Give every line below again, exactly.

** Start RECORDS **

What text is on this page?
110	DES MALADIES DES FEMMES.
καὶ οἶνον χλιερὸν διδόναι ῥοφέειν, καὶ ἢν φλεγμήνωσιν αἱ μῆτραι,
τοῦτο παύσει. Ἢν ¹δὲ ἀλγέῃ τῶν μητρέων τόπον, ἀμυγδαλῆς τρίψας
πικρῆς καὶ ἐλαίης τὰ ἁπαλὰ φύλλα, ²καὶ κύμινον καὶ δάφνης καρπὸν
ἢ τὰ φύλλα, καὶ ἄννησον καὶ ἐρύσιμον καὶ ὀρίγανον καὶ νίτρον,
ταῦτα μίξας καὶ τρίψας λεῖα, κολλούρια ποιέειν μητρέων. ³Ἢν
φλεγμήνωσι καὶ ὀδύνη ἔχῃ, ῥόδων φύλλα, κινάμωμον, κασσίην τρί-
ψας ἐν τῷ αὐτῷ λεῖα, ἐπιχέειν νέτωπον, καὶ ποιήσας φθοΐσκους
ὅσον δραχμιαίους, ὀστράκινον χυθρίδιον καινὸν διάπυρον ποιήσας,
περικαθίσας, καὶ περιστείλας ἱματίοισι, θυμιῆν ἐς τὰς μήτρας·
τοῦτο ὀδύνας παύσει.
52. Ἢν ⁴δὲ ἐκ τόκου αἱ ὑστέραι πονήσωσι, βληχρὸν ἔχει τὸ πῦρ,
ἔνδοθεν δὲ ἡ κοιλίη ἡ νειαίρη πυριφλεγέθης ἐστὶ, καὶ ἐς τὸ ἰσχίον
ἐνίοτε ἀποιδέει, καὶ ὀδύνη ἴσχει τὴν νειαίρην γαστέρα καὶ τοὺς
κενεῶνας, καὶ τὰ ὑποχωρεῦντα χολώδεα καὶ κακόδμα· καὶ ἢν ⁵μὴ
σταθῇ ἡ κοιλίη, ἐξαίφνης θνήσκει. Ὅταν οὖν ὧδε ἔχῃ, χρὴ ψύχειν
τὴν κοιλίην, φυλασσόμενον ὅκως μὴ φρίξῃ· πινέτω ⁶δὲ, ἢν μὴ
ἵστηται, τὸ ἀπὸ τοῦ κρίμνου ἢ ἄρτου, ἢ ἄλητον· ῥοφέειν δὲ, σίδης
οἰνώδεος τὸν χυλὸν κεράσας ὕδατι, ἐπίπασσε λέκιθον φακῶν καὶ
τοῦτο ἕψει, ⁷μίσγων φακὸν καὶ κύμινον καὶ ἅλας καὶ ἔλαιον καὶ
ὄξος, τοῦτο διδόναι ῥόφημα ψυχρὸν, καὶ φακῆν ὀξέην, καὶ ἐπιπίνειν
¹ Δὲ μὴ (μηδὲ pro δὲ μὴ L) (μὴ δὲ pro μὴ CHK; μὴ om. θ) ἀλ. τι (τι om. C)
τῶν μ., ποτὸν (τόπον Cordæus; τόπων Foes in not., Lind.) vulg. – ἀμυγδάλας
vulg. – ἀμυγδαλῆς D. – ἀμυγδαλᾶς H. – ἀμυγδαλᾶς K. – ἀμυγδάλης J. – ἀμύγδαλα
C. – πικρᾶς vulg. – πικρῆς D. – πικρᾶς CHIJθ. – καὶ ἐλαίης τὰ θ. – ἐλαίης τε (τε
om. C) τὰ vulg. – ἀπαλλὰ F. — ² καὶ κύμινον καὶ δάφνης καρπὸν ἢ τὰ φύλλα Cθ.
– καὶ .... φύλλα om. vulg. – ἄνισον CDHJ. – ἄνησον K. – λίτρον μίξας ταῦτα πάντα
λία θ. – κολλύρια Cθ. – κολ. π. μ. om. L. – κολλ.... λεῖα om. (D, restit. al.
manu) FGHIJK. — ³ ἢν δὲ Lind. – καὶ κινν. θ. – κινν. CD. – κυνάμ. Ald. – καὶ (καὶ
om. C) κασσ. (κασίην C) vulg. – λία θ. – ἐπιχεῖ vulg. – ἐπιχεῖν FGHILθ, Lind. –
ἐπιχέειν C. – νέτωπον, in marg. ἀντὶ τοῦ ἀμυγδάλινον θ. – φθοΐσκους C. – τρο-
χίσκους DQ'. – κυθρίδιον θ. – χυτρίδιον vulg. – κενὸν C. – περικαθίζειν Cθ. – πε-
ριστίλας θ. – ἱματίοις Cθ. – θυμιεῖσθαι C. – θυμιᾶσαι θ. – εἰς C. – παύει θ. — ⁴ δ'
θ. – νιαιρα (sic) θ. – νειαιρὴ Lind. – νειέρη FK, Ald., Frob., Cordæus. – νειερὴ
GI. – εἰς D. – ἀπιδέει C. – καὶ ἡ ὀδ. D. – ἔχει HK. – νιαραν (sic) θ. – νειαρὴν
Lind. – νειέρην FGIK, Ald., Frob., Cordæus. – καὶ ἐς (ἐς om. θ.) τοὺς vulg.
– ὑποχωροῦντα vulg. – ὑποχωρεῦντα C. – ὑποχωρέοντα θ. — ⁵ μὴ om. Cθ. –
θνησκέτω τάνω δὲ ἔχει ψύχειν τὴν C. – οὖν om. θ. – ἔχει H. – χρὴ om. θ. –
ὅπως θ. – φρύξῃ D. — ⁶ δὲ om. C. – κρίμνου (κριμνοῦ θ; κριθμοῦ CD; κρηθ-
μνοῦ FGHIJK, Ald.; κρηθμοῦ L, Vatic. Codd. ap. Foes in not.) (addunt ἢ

** End RECORDS **

• SOLUTION FOR THIS EXERCISE:
What text is on this page?
110	DES MALADIES DES FEMMES.
καὶ οἶνον χλιερὸν διδόναι ῥοφέειν, καὶ ἢν φλεγμήνωσιν αἱ μῆτραι,
τοῦτο παύσει. Ἢν ¹δὲ ἀλγέῃ τῶν μητρέων τόπον, ἀμυγδαλῆς τρίψας
πικρῆς καὶ ἐλαίης τὰ ἁπαλὰ φύλλα, ²καὶ κύμινον καὶ δάφνης καρπὸν
ἢ τὰ φύλλα, καὶ ἄννησον καὶ ἐρύσιμον καὶ ὀρίγανον καὶ νίτρον,
ταῦτα μίξας καὶ τρίψας λεῖα, κολλούρια ποιέειν μητρέων. ³Ἢν
φλεγμήνωσι καὶ ὀδύνη ἔχῃ, ῥόδων φύλλα, κινάμωμον, κασσίην τρί-
ψας ἐν τῷ αὐτῷ λεῖα, ἐπιχέειν νέτωπον, καὶ ποιήσας φθοΐσκους
ὅσον δραχμιαίους, ὀστράκινον χυθρίδιον καινὸν διάπυρον ποιήσας,
περικαθίσας, καὶ περιστείλας ἱματίοισι, θυμιῆν ἐς τὰς μήτρας·
τοῦτο ὀδύνας παύσει.
52. Ἢν ⁴δὲ ἐκ τόκου αἱ ὑστέραι πονήσωσι, βληχρὸν ἔχει τὸ πῦρ,
ἔνδοθεν δὲ ἡ κοιλίη ἡ νειαίρη πυριφλεγέθης ἐστὶ, καὶ ἐς τὸ ἰσχίον
ἐνίοτε ἀποιδέει, καὶ ὀδύνη ἴσχει τὴν νειαίρην γαστέρα καὶ τοὺς
κενεῶνας, καὶ τὰ ὑποχωρεῦντα χολώδεα καὶ κακόδμα· καὶ ἢν ⁵μὴ
σταθῇ ἡ κοιλίη, ἐξαίφνης θνήσκει. Ὅταν οὖν ὧδε ἔχῃ, χρὴ ψύχειν
τὴν κοιλίην, φυλασσόμενον ὅκως μὴ φρίξῃ· πινέτω ⁶δὲ, ἢν μὴ
ἵστηται, τὸ ἀπὸ τοῦ κρίμνου ἢ ἄρτου, ἢ ἄλητον· ῥοφέειν δὲ, σίδης
οἰνώδεος τὸν χυλὸν κεράσας ὕδατι, ἐπίπασσε λέκιθον φακῶν καὶ
τοῦτο ἕψει, ⁷μίσγων φακὸν καὶ κύμινον καὶ ἅλας καὶ ἔλαιον καὶ
ὄξος, τοῦτο διδόναι ῥόφημα ψυχρὸν, καὶ φακῆν ὀξέην, καὶ ἐπιπίνειν
¹ Δὲ μὴ (μηδὲ pro δὲ μὴ L) (μὴ δὲ pro μὴ CHK; μὴ om. θ) ἀλ. τι (τι om. C)
τῶν μ., ποτὸν (τόπον Cordæus; τόπων Foes in not., Lind.) vulg. – ἀμυγδάλας
vulg. – ἀμυγδαλῆς D. – ἀμυγδαλᾶς H. – ἀμυγδαλᾶς K. – ἀμυγδάλης J. – ἀμύγδαλα
C. – πικρᾶς vulg. – πικρῆς D. – πικρᾶς CHIJθ. – καὶ ἐλαίης τὰ θ. – ἐλαίης τε (τε
om. C) τὰ vulg. – ἀπαλλὰ F. — ² καὶ κύμινον καὶ δάφνης καρπὸν ἢ τὰ φύλλα Cθ.
– καὶ .... φύλλα om. vulg. – ἄνισον CDHJ. – ἄνησον K. – λίτρον μίξας ταῦτα πάντα
λία θ. – κολλύρια Cθ. – κολ. π. μ. om. L. – κολλ.... λεῖα om. (D, restit. al.
manu) FGHIJK. — ³ ἢν δὲ Lind. – καὶ κινν. θ. – κινν. CD. – κυνάμ. Ald. – καὶ (καὶ
om. C) κασσ. (κασίην C) vulg. – λία θ. – ἐπιχεῖ vulg. – ἐπιχεῖν FGHILθ, Lind. –
ἐπιχέειν C. – νέτωπον, in marg. ἀντὶ τοῦ ἀμυγδάλινον θ. – φθοΐσκους C. – τρο-
χίσκους DQ'. – κυθρίδιον θ. – χυτρίδιον vulg. – κενὸν C. – περικαθίζειν Cθ. – πε-
ριστίλας θ. – ἱματίοις Cθ. – θυμιεῖσθαι C. – θυμιᾶσαι θ. – εἰς C. – παύει θ. — ⁴ δ'
θ. – νιαιρα (sic) θ. – νειαιρὴ Lind. – νειέρη FK, Ald., Frob., Cordæus. – νειερὴ
GI. – εἰς D. – ἀπιδέει C. – καὶ ἡ ὀδ. D. – ἔχει HK. – νιαραν (sic) θ. – νειαρὴν
Lind. – νειέρην FGIK, Ald., Frob., Cordæus. – καὶ ἐς (ἐς om. θ.) τοὺς vulg.
– ὑποχωροῦντα vulg. – ὑποχωρεῦντα C. – ὑποχωρέοντα θ. — ⁵ μὴ om. Cθ. –
θνησκέτω τάνω δὲ ἔχει ψύχειν τὴν C. – οὖν om. θ. – ἔχει H. – χρὴ om. θ. –
ὅπως θ. – φρύξῃ D. — ⁶ δὲ om. C. – κρίμνου (κριμνοῦ θ; κριθμοῦ CD; κρηθ-
μνοῦ FGHIJK, Ald.; κρηθμοῦ L, Vatic. Codd. ap. Foes in not.) (addunt ἢ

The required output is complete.